Input rows -
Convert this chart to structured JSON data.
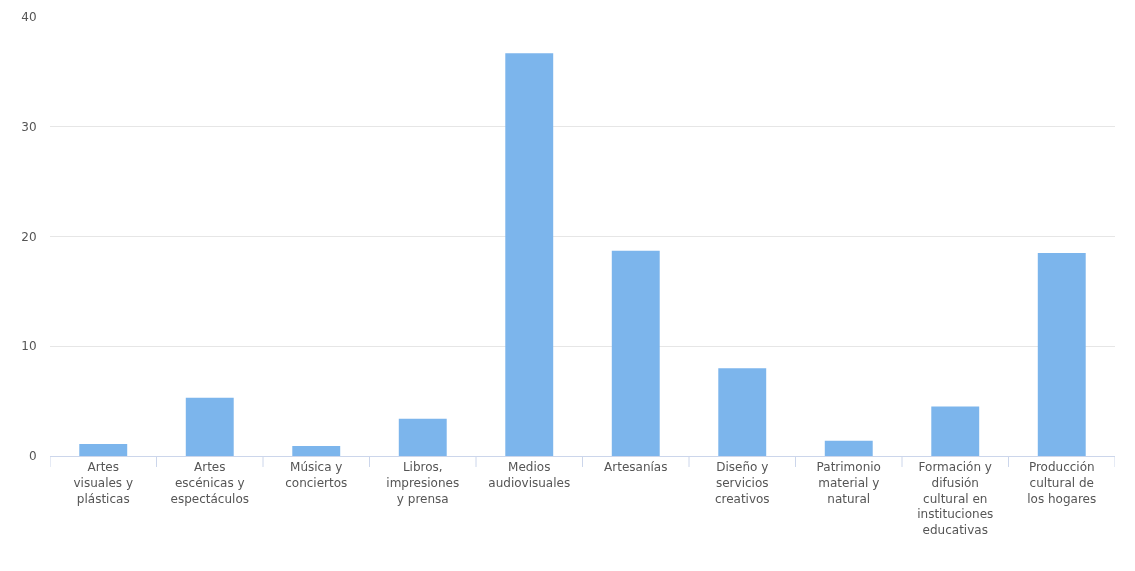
{
  "chart_data": {
    "type": "bar",
    "categories": [
      "Artes visuales y plásticas",
      "Artes escénicas y espectáculos",
      "Música y conciertos",
      "Libros, impresiones y prensa",
      "Medios audiovisuales",
      "Artesanías",
      "Diseño y servicios creativos",
      "Patrimonio material y natural",
      "Formación y difusión cultural en instituciones educativas",
      "Producción cultural de los hogares"
    ],
    "values": [
      1.1,
      5.3,
      0.9,
      3.4,
      36.7,
      18.7,
      8.0,
      1.4,
      4.5,
      18.5
    ],
    "color": "#7cb5ec",
    "ylim": [
      0,
      40
    ],
    "yticks": [
      0,
      10,
      20,
      30,
      40
    ],
    "grid": "y"
  }
}
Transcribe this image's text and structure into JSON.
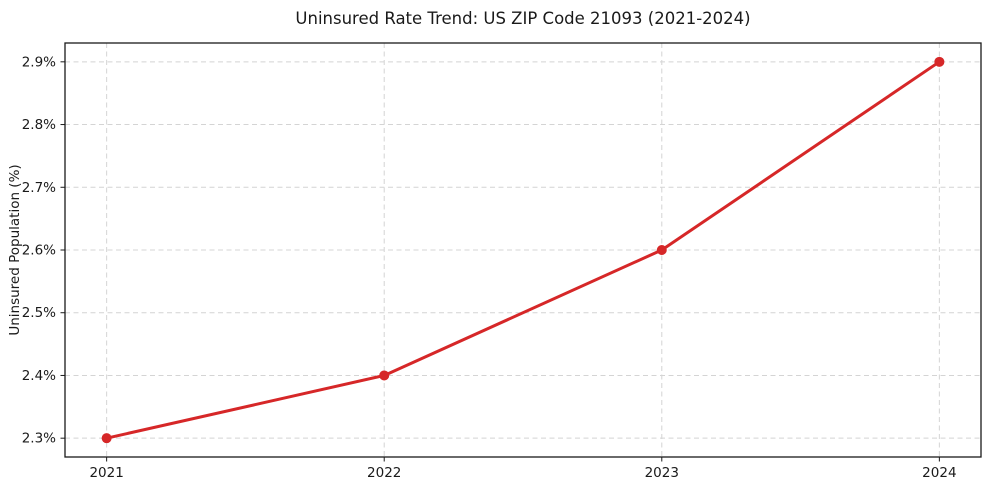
{
  "chart_data": {
    "type": "line",
    "title": "Uninsured Rate Trend: US ZIP Code 21093 (2021-2024)",
    "xlabel": "",
    "ylabel": "Uninsured Population (%)",
    "categories": [
      "2021",
      "2022",
      "2023",
      "2024"
    ],
    "series": [
      {
        "name": "Uninsured Population",
        "values": [
          2.3,
          2.4,
          2.6,
          2.9
        ]
      }
    ],
    "y_ticks": [
      2.3,
      2.4,
      2.5,
      2.6,
      2.7,
      2.8,
      2.9
    ],
    "y_tick_labels": [
      "2.3%",
      "2.4%",
      "2.5%",
      "2.6%",
      "2.7%",
      "2.8%",
      "2.9%"
    ],
    "ylim": [
      2.27,
      2.93
    ],
    "xlim": [
      -0.15,
      3.15
    ],
    "grid": true,
    "grid_style": "dashed",
    "legend_position": "none",
    "line_color": "#d62728",
    "marker": "circle",
    "grid_color": "#d4d4d4",
    "spine_color": "#1a1a1a",
    "background_color": "#ffffff"
  }
}
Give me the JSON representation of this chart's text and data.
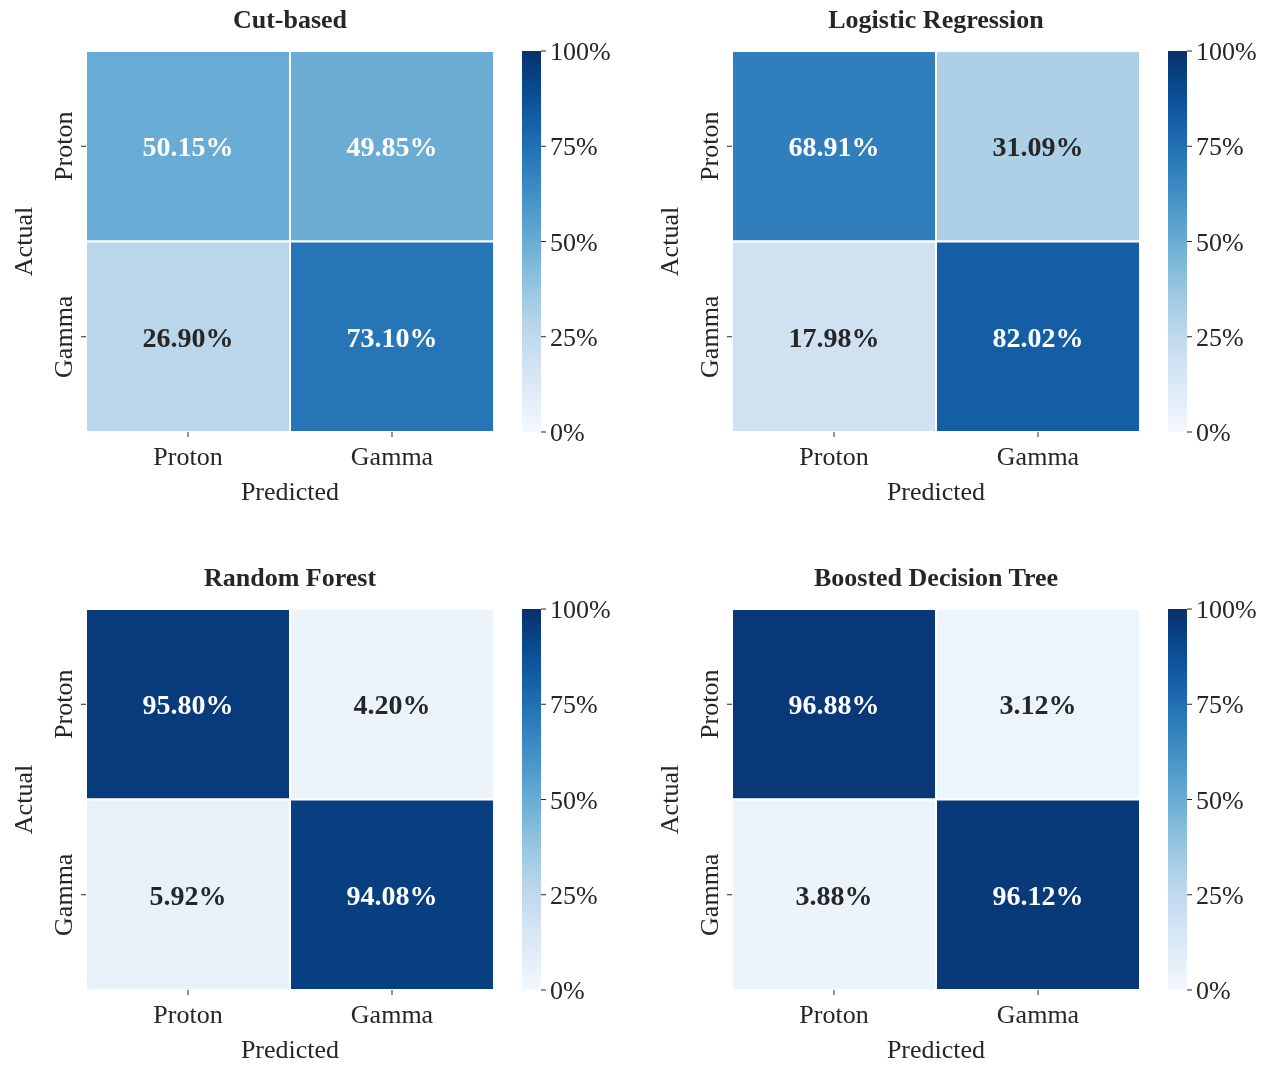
{
  "chart_data": [
    {
      "type": "heatmap",
      "title": "Cut-based",
      "xlabel": "Predicted",
      "ylabel": "Actual",
      "categories": [
        "Proton",
        "Gamma"
      ],
      "y_categories": [
        "Proton",
        "Gamma"
      ],
      "cells": [
        [
          50.15,
          49.85
        ],
        [
          26.9,
          73.1
        ]
      ],
      "cell_labels": [
        [
          "50.15%",
          "49.85%"
        ],
        [
          "26.90%",
          "73.10%"
        ]
      ],
      "clim": [
        0,
        100
      ],
      "cticks": [
        {
          "value": 0,
          "label": "0%"
        },
        {
          "value": 25,
          "label": "25%"
        },
        {
          "value": 50,
          "label": "50%"
        },
        {
          "value": 75,
          "label": "75%"
        },
        {
          "value": 100,
          "label": "100%"
        }
      ]
    },
    {
      "type": "heatmap",
      "title": "Logistic Regression",
      "xlabel": "Predicted",
      "ylabel": "Actual",
      "categories": [
        "Proton",
        "Gamma"
      ],
      "y_categories": [
        "Proton",
        "Gamma"
      ],
      "cells": [
        [
          68.91,
          31.09
        ],
        [
          17.98,
          82.02
        ]
      ],
      "cell_labels": [
        [
          "68.91%",
          "31.09%"
        ],
        [
          "17.98%",
          "82.02%"
        ]
      ],
      "clim": [
        0,
        100
      ],
      "cticks": [
        {
          "value": 0,
          "label": "0%"
        },
        {
          "value": 25,
          "label": "25%"
        },
        {
          "value": 50,
          "label": "50%"
        },
        {
          "value": 75,
          "label": "75%"
        },
        {
          "value": 100,
          "label": "100%"
        }
      ]
    },
    {
      "type": "heatmap",
      "title": "Random Forest",
      "xlabel": "Predicted",
      "ylabel": "Actual",
      "categories": [
        "Proton",
        "Gamma"
      ],
      "y_categories": [
        "Proton",
        "Gamma"
      ],
      "cells": [
        [
          95.8,
          4.2
        ],
        [
          5.92,
          94.08
        ]
      ],
      "cell_labels": [
        [
          "95.80%",
          "4.20%"
        ],
        [
          "5.92%",
          "94.08%"
        ]
      ],
      "clim": [
        0,
        100
      ],
      "cticks": [
        {
          "value": 0,
          "label": "0%"
        },
        {
          "value": 25,
          "label": "25%"
        },
        {
          "value": 50,
          "label": "50%"
        },
        {
          "value": 75,
          "label": "75%"
        },
        {
          "value": 100,
          "label": "100%"
        }
      ]
    },
    {
      "type": "heatmap",
      "title": "Boosted Decision Tree",
      "xlabel": "Predicted",
      "ylabel": "Actual",
      "categories": [
        "Proton",
        "Gamma"
      ],
      "y_categories": [
        "Proton",
        "Gamma"
      ],
      "cells": [
        [
          96.88,
          3.12
        ],
        [
          3.88,
          96.12
        ]
      ],
      "cell_labels": [
        [
          "96.88%",
          "3.12%"
        ],
        [
          "3.88%",
          "96.12%"
        ]
      ],
      "clim": [
        0,
        100
      ],
      "cticks": [
        {
          "value": 0,
          "label": "0%"
        },
        {
          "value": 25,
          "label": "25%"
        },
        {
          "value": 50,
          "label": "50%"
        },
        {
          "value": 75,
          "label": "75%"
        },
        {
          "value": 100,
          "label": "100%"
        }
      ]
    }
  ]
}
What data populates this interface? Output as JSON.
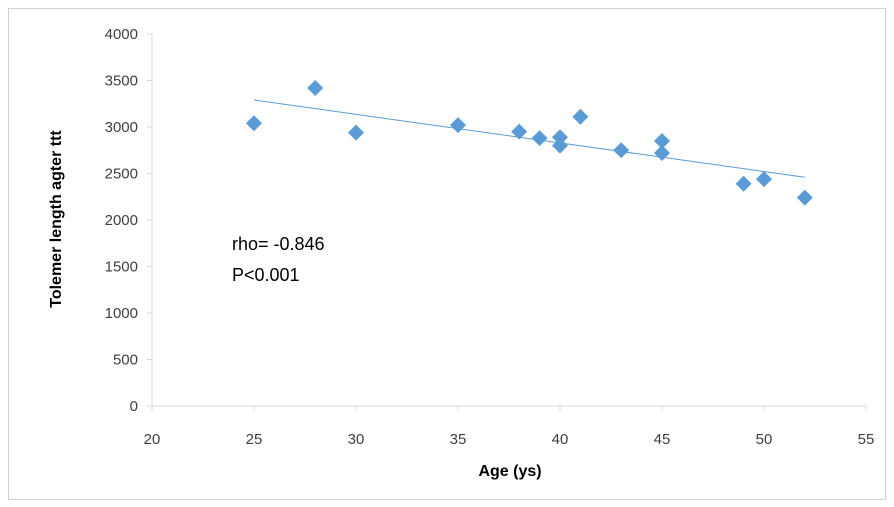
{
  "chart_data": {
    "type": "scatter",
    "xlabel": "Age (ys)",
    "ylabel": "Tolemer length agter ttt",
    "xlim": [
      20,
      55
    ],
    "ylim": [
      0,
      4000
    ],
    "xticks": [
      "20",
      "25",
      "30",
      "35",
      "40",
      "45",
      "50",
      "55"
    ],
    "yticks": [
      "0",
      "500",
      "1000",
      "1500",
      "2000",
      "2500",
      "3000",
      "3500",
      "4000"
    ],
    "grid": false,
    "points": [
      {
        "x": 25,
        "y": 3040
      },
      {
        "x": 28,
        "y": 3420
      },
      {
        "x": 30,
        "y": 2940
      },
      {
        "x": 35,
        "y": 3020
      },
      {
        "x": 38,
        "y": 2950
      },
      {
        "x": 39,
        "y": 2880
      },
      {
        "x": 40,
        "y": 2890
      },
      {
        "x": 40,
        "y": 2800
      },
      {
        "x": 41,
        "y": 3110
      },
      {
        "x": 43,
        "y": 2750
      },
      {
        "x": 45,
        "y": 2850
      },
      {
        "x": 45,
        "y": 2720
      },
      {
        "x": 49,
        "y": 2390
      },
      {
        "x": 50,
        "y": 2440
      },
      {
        "x": 52,
        "y": 2240
      }
    ],
    "trendline": {
      "x": [
        25,
        52
      ],
      "y": [
        3290,
        2460
      ]
    },
    "annotation": {
      "line1": "rho= -0.846",
      "line2": "P<0.001"
    },
    "marker_color": "#5B9BD5",
    "trendline_color": "#5B9BD5",
    "axis_color": "#d9d9d9"
  }
}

Required task -
Write out the listing above exactly as it stands, pictures excluded.

Task result -
Convert this chart to structured JSON data.
{
  "chart_data": {
    "type": "bar",
    "categories": [
      "Artes visuales y plásticas",
      "Artes escénicas y espectáculos",
      "Música y conciertos",
      "Libros, impresiones y prensa",
      "Medios audiovisuales",
      "Artesanías",
      "Diseño y servicios creativos",
      "Patrimonio material y natural",
      "Formación y difusión cultural en instituciones educativas",
      "Producción cultural de los hogares"
    ],
    "values": [
      1.1,
      5.3,
      0.9,
      3.4,
      36.7,
      18.7,
      8.0,
      1.4,
      4.5,
      18.5
    ],
    "color": "#7cb5ec",
    "ylim": [
      0,
      40
    ],
    "yticks": [
      0,
      10,
      20,
      30,
      40
    ],
    "grid": "y"
  }
}
Transcribe this image's text and structure into JSON.
{
  "chart_data": {
    "type": "line",
    "title": "Uninsured Rate Trend: US ZIP Code 21093 (2021-2024)",
    "xlabel": "",
    "ylabel": "Uninsured Population (%)",
    "categories": [
      "2021",
      "2022",
      "2023",
      "2024"
    ],
    "series": [
      {
        "name": "Uninsured Population",
        "values": [
          2.3,
          2.4,
          2.6,
          2.9
        ]
      }
    ],
    "y_ticks": [
      2.3,
      2.4,
      2.5,
      2.6,
      2.7,
      2.8,
      2.9
    ],
    "y_tick_labels": [
      "2.3%",
      "2.4%",
      "2.5%",
      "2.6%",
      "2.7%",
      "2.8%",
      "2.9%"
    ],
    "ylim": [
      2.27,
      2.93
    ],
    "xlim": [
      -0.15,
      3.15
    ],
    "grid": true,
    "grid_style": "dashed",
    "legend_position": "none",
    "line_color": "#d62728",
    "marker": "circle",
    "grid_color": "#d4d4d4",
    "spine_color": "#1a1a1a",
    "background_color": "#ffffff"
  }
}
Give me the JSON representation of this chart's text and data.
{
  "chart_data": [
    {
      "type": "heatmap",
      "title": "Cut-based",
      "xlabel": "Predicted",
      "ylabel": "Actual",
      "categories": [
        "Proton",
        "Gamma"
      ],
      "y_categories": [
        "Proton",
        "Gamma"
      ],
      "cells": [
        [
          50.15,
          49.85
        ],
        [
          26.9,
          73.1
        ]
      ],
      "cell_labels": [
        [
          "50.15%",
          "49.85%"
        ],
        [
          "26.90%",
          "73.10%"
        ]
      ],
      "clim": [
        0,
        100
      ],
      "cticks": [
        {
          "value": 0,
          "label": "0%"
        },
        {
          "value": 25,
          "label": "25%"
        },
        {
          "value": 50,
          "label": "50%"
        },
        {
          "value": 75,
          "label": "75%"
        },
        {
          "value": 100,
          "label": "100%"
        }
      ]
    },
    {
      "type": "heatmap",
      "title": "Logistic Regression",
      "xlabel": "Predicted",
      "ylabel": "Actual",
      "categories": [
        "Proton",
        "Gamma"
      ],
      "y_categories": [
        "Proton",
        "Gamma"
      ],
      "cells": [
        [
          68.91,
          31.09
        ],
        [
          17.98,
          82.02
        ]
      ],
      "cell_labels": [
        [
          "68.91%",
          "31.09%"
        ],
        [
          "17.98%",
          "82.02%"
        ]
      ],
      "clim": [
        0,
        100
      ],
      "cticks": [
        {
          "value": 0,
          "label": "0%"
        },
        {
          "value": 25,
          "label": "25%"
        },
        {
          "value": 50,
          "label": "50%"
        },
        {
          "value": 75,
          "label": "75%"
        },
        {
          "value": 100,
          "label": "100%"
        }
      ]
    },
    {
      "type": "heatmap",
      "title": "Random Forest",
      "xlabel": "Predicted",
      "ylabel": "Actual",
      "categories": [
        "Proton",
        "Gamma"
      ],
      "y_categories": [
        "Proton",
        "Gamma"
      ],
      "cells": [
        [
          95.8,
          4.2
        ],
        [
          5.92,
          94.08
        ]
      ],
      "cell_labels": [
        [
          "95.80%",
          "4.20%"
        ],
        [
          "5.92%",
          "94.08%"
        ]
      ],
      "clim": [
        0,
        100
      ],
      "cticks": [
        {
          "value": 0,
          "label": "0%"
        },
        {
          "value": 25,
          "label": "25%"
        },
        {
          "value": 50,
          "label": "50%"
        },
        {
          "value": 75,
          "label": "75%"
        },
        {
          "value": 100,
          "label": "100%"
        }
      ]
    },
    {
      "type": "heatmap",
      "title": "Boosted Decision Tree",
      "xlabel": "Predicted",
      "ylabel": "Actual",
      "categories": [
        "Proton",
        "Gamma"
      ],
      "y_categories": [
        "Proton",
        "Gamma"
      ],
      "cells": [
        [
          96.88,
          3.12
        ],
        [
          3.88,
          96.12
        ]
      ],
      "cell_labels": [
        [
          "96.88%",
          "3.12%"
        ],
        [
          "3.88%",
          "96.12%"
        ]
      ],
      "clim": [
        0,
        100
      ],
      "cticks": [
        {
          "value": 0,
          "label": "0%"
        },
        {
          "value": 25,
          "label": "25%"
        },
        {
          "value": 50,
          "label": "50%"
        },
        {
          "value": 75,
          "label": "75%"
        },
        {
          "value": 100,
          "label": "100%"
        }
      ]
    }
  ]
}
What data populates this interface? Output as JSON.
{
  "chart_data": {
    "type": "scatter",
    "xlabel": "Age (ys)",
    "ylabel": "Tolemer length agter ttt",
    "xlim": [
      20,
      55
    ],
    "ylim": [
      0,
      4000
    ],
    "xticks": [
      "20",
      "25",
      "30",
      "35",
      "40",
      "45",
      "50",
      "55"
    ],
    "yticks": [
      "0",
      "500",
      "1000",
      "1500",
      "2000",
      "2500",
      "3000",
      "3500",
      "4000"
    ],
    "grid": false,
    "points": [
      {
        "x": 25,
        "y": 3040
      },
      {
        "x": 28,
        "y": 3420
      },
      {
        "x": 30,
        "y": 2940
      },
      {
        "x": 35,
        "y": 3020
      },
      {
        "x": 38,
        "y": 2950
      },
      {
        "x": 39,
        "y": 2880
      },
      {
        "x": 40,
        "y": 2890
      },
      {
        "x": 40,
        "y": 2800
      },
      {
        "x": 41,
        "y": 3110
      },
      {
        "x": 43,
        "y": 2750
      },
      {
        "x": 45,
        "y": 2850
      },
      {
        "x": 45,
        "y": 2720
      },
      {
        "x": 49,
        "y": 2390
      },
      {
        "x": 50,
        "y": 2440
      },
      {
        "x": 52,
        "y": 2240
      }
    ],
    "trendline": {
      "x": [
        25,
        52
      ],
      "y": [
        3290,
        2460
      ]
    },
    "annotation": {
      "line1": "rho= -0.846",
      "line2": "P<0.001"
    },
    "marker_color": "#5B9BD5",
    "trendline_color": "#5B9BD5",
    "axis_color": "#d9d9d9"
  }
}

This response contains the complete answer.